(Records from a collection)
┌──

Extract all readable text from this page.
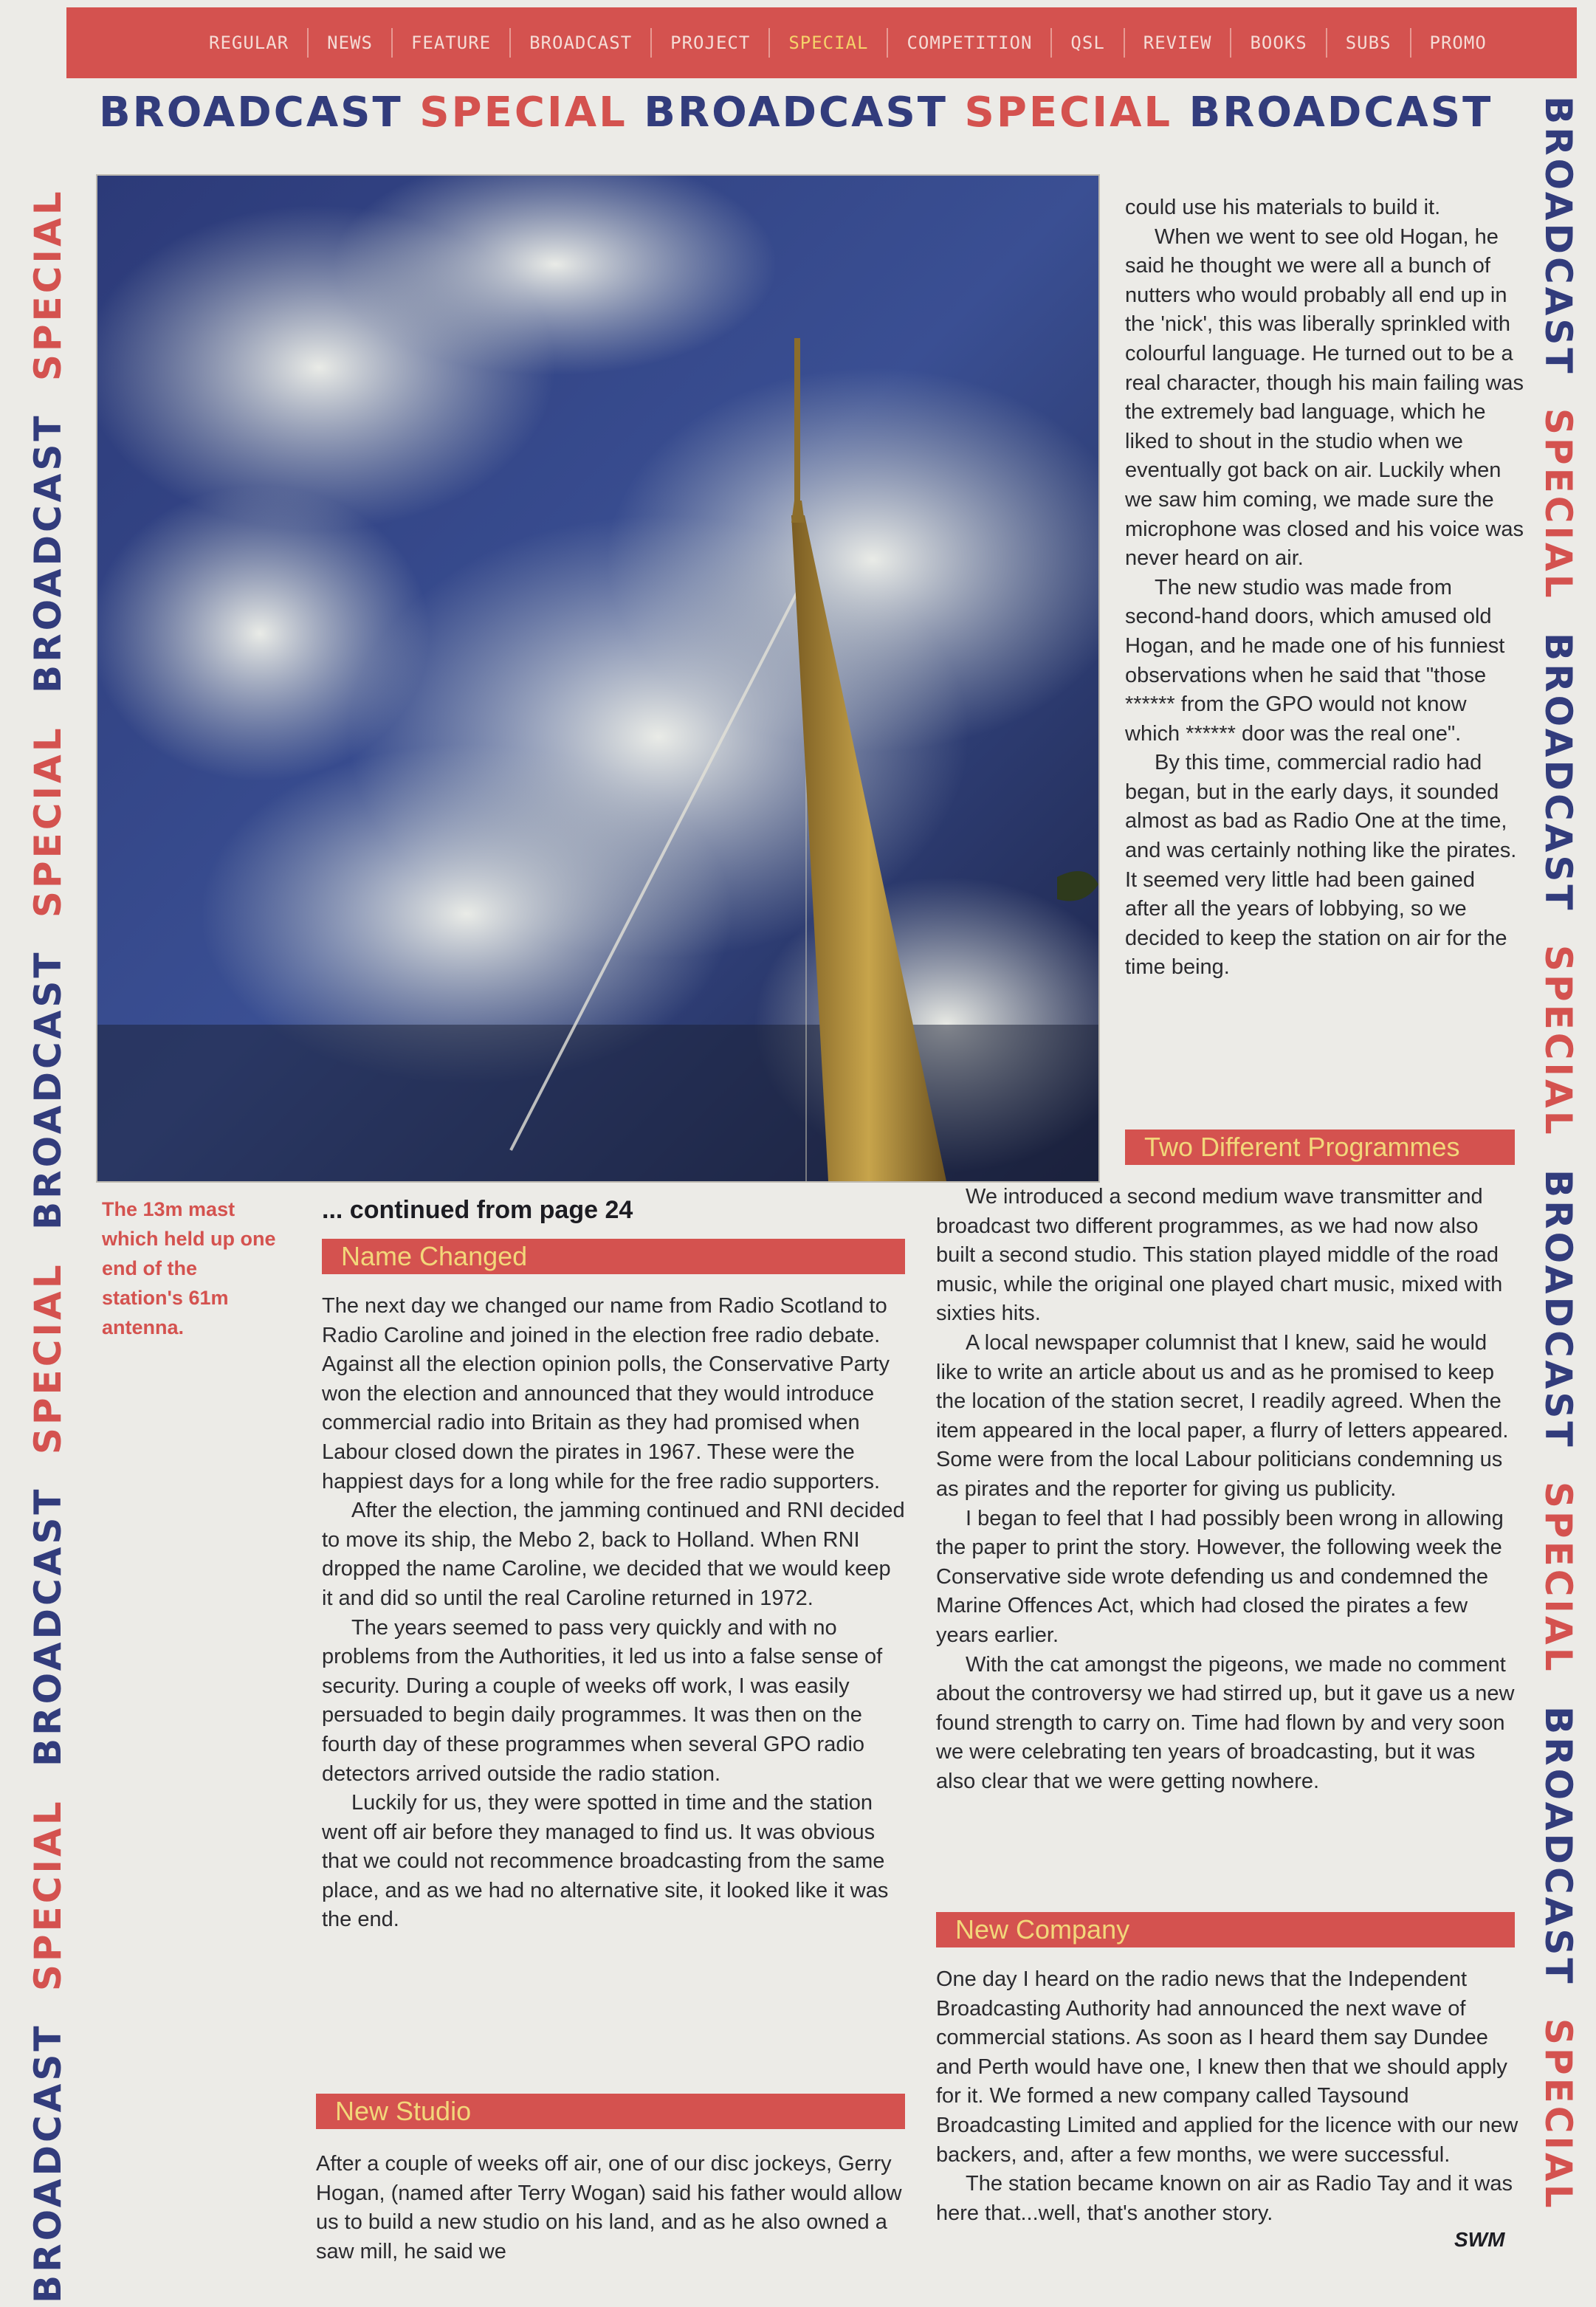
REGULAR	NEWS	FEATURE	BROADCAST	PROJECT	SPECIAL	COMPETITION	QSL	REVIEW	BOOKS	SUBS	PROMO
BROADCAST SPECIAL BROADCAST SPECIAL BROADCAST
BROADCAST SPECIAL BROADCAST SPECIAL BROADCAST SPECIAL BROADCAST SPECIAL	BROADCAST SPECIAL BROADCAST SPECIAL BROADCAST SPECIAL BROADCAST SPECIAL
The 13m mast which held up one end of the station's 61m antenna.

could use his materials to build it.

When we went to see old Hogan, he said he thought we were all a bunch of nutters who would probably all end up in the 'nick', this was liberally sprinkled with colourful language. He turned out to be a real character, though his main failing was the extremely bad language, which he liked to shout in the studio when we eventually got back on air. Luckily when we saw him coming, we made sure the microphone was closed and his voice was never heard on air.

The new studio was made from second-hand doors, which amused old Hogan, and he made one of his funniest observations when he said that "those ****** from the GPO would not know which ****** door was the real one".

By this time, commercial radio had began, but in the early days, it sounded almost as bad as Radio One at the time, and was certainly nothing like the pirates. It seemed very little had been gained after all the years of lobbying, so we decided to keep the station on air for the time being.

Two Different Programmes
... continued from page 24
Name Changed

The next day we changed our name from Radio Scotland to Radio Caroline and joined in the election free radio debate. Against all the election opinion polls, the Conservative Party won the election and announced that they would introduce commercial radio into Britain as they had promised when Labour closed down the pirates in 1967. These were the happiest days for a long while for the free radio supporters.

After the election, the jamming continued and RNI decided to move its ship, the Mebo 2, back to Holland. When RNI dropped the name Caroline, we decided that we would keep it and did so until the real Caroline returned in 1972.

The years seemed to pass very quickly and with no problems from the Authorities, it led us into a false sense of security. During a couple of weeks off work, I was easily persuaded to begin daily programmes. It was then on the fourth day of these programmes when several GPO radio detectors arrived outside the radio station.

Luckily for us, they were spotted in time and the station went off air before they managed to find us. It was obvious that we could not recommence broadcasting from the same place, and as we had no alternative site, it looked like it was the end.

New Studio

After a couple of weeks off air, one of our disc jockeys, Gerry Hogan, (named after Terry Wogan) said his father would allow us to build a new studio on his land, and as he also owned a saw mill, he said we

We introduced a second medium wave transmitter and broadcast two different programmes, as we had now also built a second studio. This station played middle of the road music, while the original one played chart music, mixed with sixties hits.

A local newspaper columnist that I knew, said he would like to write an article about us and as he promised to keep the location of the station secret, I readily agreed. When the item appeared in the local paper, a flurry of letters appeared. Some were from the local Labour politicians condemning us as pirates and the reporter for giving us publicity.

I began to feel that I had possibly been wrong in allowing the paper to print the story. However, the following week the Conservative side wrote defending us and condemned the Marine Offences Act, which had closed the pirates a few years earlier.

With the cat amongst the pigeons, we made no comment about the controversy we had stirred up, but it gave us a new found strength to carry on. Time had flown by and very soon we were celebrating ten years of broadcasting, but it was also clear that we were getting nowhere.

New Company

One day I heard on the radio news that the Independent Broadcasting Authority had announced the next wave of commercial stations. As soon as I heard them say Dundee and Perth would have one, I knew then that we should apply for it. We formed a new company called Taysound Broadcasting Limited and applied for the licence with our new backers, and, after a few months, we were successful.

The station became known on air as Radio Tay and it was here that...well, that's another story.

SWM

└──

### Directions for this task
Tally the lines in these entries that have the string "story" in them, then answer with the count and nothing else.

### Solved problem
2